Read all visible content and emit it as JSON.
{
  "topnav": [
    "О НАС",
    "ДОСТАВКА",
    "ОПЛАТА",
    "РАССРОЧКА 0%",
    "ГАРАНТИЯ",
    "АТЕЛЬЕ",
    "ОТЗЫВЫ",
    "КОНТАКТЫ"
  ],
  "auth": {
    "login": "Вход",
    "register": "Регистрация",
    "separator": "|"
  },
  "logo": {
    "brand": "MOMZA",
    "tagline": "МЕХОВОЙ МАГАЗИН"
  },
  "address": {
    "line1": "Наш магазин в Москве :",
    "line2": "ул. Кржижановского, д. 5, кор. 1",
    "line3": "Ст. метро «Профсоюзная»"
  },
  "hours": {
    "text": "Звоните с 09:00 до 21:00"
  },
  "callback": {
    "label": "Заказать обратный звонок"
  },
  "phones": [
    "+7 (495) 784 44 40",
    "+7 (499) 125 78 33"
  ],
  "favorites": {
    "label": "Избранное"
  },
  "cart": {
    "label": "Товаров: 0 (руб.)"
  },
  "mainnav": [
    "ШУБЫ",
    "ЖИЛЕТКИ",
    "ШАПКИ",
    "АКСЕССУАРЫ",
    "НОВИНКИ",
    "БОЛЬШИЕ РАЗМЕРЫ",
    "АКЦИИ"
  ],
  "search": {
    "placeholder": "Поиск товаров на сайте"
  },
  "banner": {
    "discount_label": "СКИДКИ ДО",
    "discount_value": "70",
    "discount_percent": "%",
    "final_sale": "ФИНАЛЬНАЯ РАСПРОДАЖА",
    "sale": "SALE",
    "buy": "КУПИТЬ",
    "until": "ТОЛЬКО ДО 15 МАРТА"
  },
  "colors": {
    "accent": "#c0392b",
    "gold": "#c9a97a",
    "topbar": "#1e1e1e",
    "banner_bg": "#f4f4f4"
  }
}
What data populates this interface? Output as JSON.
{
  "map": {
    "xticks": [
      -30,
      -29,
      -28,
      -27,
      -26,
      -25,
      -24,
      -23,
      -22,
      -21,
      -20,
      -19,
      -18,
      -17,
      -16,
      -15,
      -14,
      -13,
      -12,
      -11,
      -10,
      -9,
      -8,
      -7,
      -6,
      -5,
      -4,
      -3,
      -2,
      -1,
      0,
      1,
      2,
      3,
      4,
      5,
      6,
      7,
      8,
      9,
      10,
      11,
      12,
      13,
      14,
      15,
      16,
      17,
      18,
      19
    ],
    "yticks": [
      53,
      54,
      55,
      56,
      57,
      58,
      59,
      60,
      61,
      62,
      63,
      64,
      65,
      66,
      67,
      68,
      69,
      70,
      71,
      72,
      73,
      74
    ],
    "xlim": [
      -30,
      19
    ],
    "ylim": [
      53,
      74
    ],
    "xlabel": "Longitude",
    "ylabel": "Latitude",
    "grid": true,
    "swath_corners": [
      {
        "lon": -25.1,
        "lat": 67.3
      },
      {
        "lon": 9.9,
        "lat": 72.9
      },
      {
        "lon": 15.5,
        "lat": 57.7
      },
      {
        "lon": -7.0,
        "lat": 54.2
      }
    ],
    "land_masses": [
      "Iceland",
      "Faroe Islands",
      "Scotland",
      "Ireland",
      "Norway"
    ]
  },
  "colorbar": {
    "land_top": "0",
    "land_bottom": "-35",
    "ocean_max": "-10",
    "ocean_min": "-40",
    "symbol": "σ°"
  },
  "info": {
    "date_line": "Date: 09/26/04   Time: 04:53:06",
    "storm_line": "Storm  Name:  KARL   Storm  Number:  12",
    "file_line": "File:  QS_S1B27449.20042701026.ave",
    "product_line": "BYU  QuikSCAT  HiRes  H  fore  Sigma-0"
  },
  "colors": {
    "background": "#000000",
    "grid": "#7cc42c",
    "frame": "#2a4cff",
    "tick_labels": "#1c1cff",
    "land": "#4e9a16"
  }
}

▸ TASK TO CARRY OUT
Return the full listing, character for character.

▸ TASK RESULT
Read all visible content and emit it as JSON.
{
  "topnav": [
    "О НАС",
    "ДОСТАВКА",
    "ОПЛАТА",
    "РАССРОЧКА 0%",
    "ГАРАНТИЯ",
    "АТЕЛЬЕ",
    "ОТЗЫВЫ",
    "КОНТАКТЫ"
  ],
  "auth": {
    "login": "Вход",
    "register": "Регистрация",
    "separator": "|"
  },
  "logo": {
    "brand": "MOMZA",
    "tagline": "МЕХОВОЙ МАГАЗИН"
  },
  "address": {
    "line1": "Наш магазин в Москве :",
    "line2": "ул. Кржижановского, д. 5, кор. 1",
    "line3": "Ст. метро «Профсоюзная»"
  },
  "hours": {
    "text": "Звоните с 09:00 до 21:00"
  },
  "callback": {
    "label": "Заказать обратный звонок"
  },
  "phones": [
    "+7 (495) 784 44 40",
    "+7 (499) 125 78 33"
  ],
  "favorites": {
    "label": "Избранное"
  },
  "cart": {
    "label": "Товаров: 0 (руб.)"
  },
  "mainnav": [
    "ШУБЫ",
    "ЖИЛЕТКИ",
    "ШАПКИ",
    "АКСЕССУАРЫ",
    "НОВИНКИ",
    "БОЛЬШИЕ РАЗМЕРЫ",
    "АКЦИИ"
  ],
  "search": {
    "placeholder": "Поиск товаров на сайте"
  },
  "banner": {
    "discount_label": "СКИДКИ ДО",
    "discount_value": "70",
    "discount_percent": "%",
    "final_sale": "ФИНАЛЬНАЯ РАСПРОДАЖА",
    "sale": "SALE",
    "buy": "КУПИТЬ",
    "until": "ТОЛЬКО ДО 15 МАРТА"
  },
  "colors": {
    "accent": "#c0392b",
    "gold": "#c9a97a",
    "topbar": "#1e1e1e",
    "banner_bg": "#f4f4f4"
  }
}
What data populates this interface? Output as JSON.
{
  "map": {
    "xticks": [
      -30,
      -29,
      -28,
      -27,
      -26,
      -25,
      -24,
      -23,
      -22,
      -21,
      -20,
      -19,
      -18,
      -17,
      -16,
      -15,
      -14,
      -13,
      -12,
      -11,
      -10,
      -9,
      -8,
      -7,
      -6,
      -5,
      -4,
      -3,
      -2,
      -1,
      0,
      1,
      2,
      3,
      4,
      5,
      6,
      7,
      8,
      9,
      10,
      11,
      12,
      13,
      14,
      15,
      16,
      17,
      18,
      19
    ],
    "yticks": [
      53,
      54,
      55,
      56,
      57,
      58,
      59,
      60,
      61,
      62,
      63,
      64,
      65,
      66,
      67,
      68,
      69,
      70,
      71,
      72,
      73,
      74
    ],
    "xlim": [
      -30,
      19
    ],
    "ylim": [
      53,
      74
    ],
    "xlabel": "Longitude",
    "ylabel": "Latitude",
    "grid": true,
    "swath_corners": [
      {
        "lon": -25.1,
        "lat": 67.3
      },
      {
        "lon": 9.9,
        "lat": 72.9
      },
      {
        "lon": 15.5,
        "lat": 57.7
      },
      {
        "lon": -7.0,
        "lat": 54.2
      }
    ],
    "land_masses": [
      "Iceland",
      "Faroe Islands",
      "Scotland",
      "Ireland",
      "Norway"
    ]
  },
  "colorbar": {
    "land_top": "0",
    "land_bottom": "-35",
    "ocean_max": "-10",
    "ocean_min": "-40",
    "symbol": "σ°"
  },
  "info": {
    "date_line": "Date: 09/26/04   Time: 04:53:06",
    "storm_line": "Storm  Name:  KARL   Storm  Number:  12",
    "file_line": "File:  QS_S1B27449.20042701026.ave",
    "product_line": "BYU  QuikSCAT  HiRes  H  fore  Sigma-0"
  },
  "colors": {
    "background": "#000000",
    "grid": "#7cc42c",
    "frame": "#2a4cff",
    "tick_labels": "#1c1cff",
    "land": "#4e9a16"
  }
}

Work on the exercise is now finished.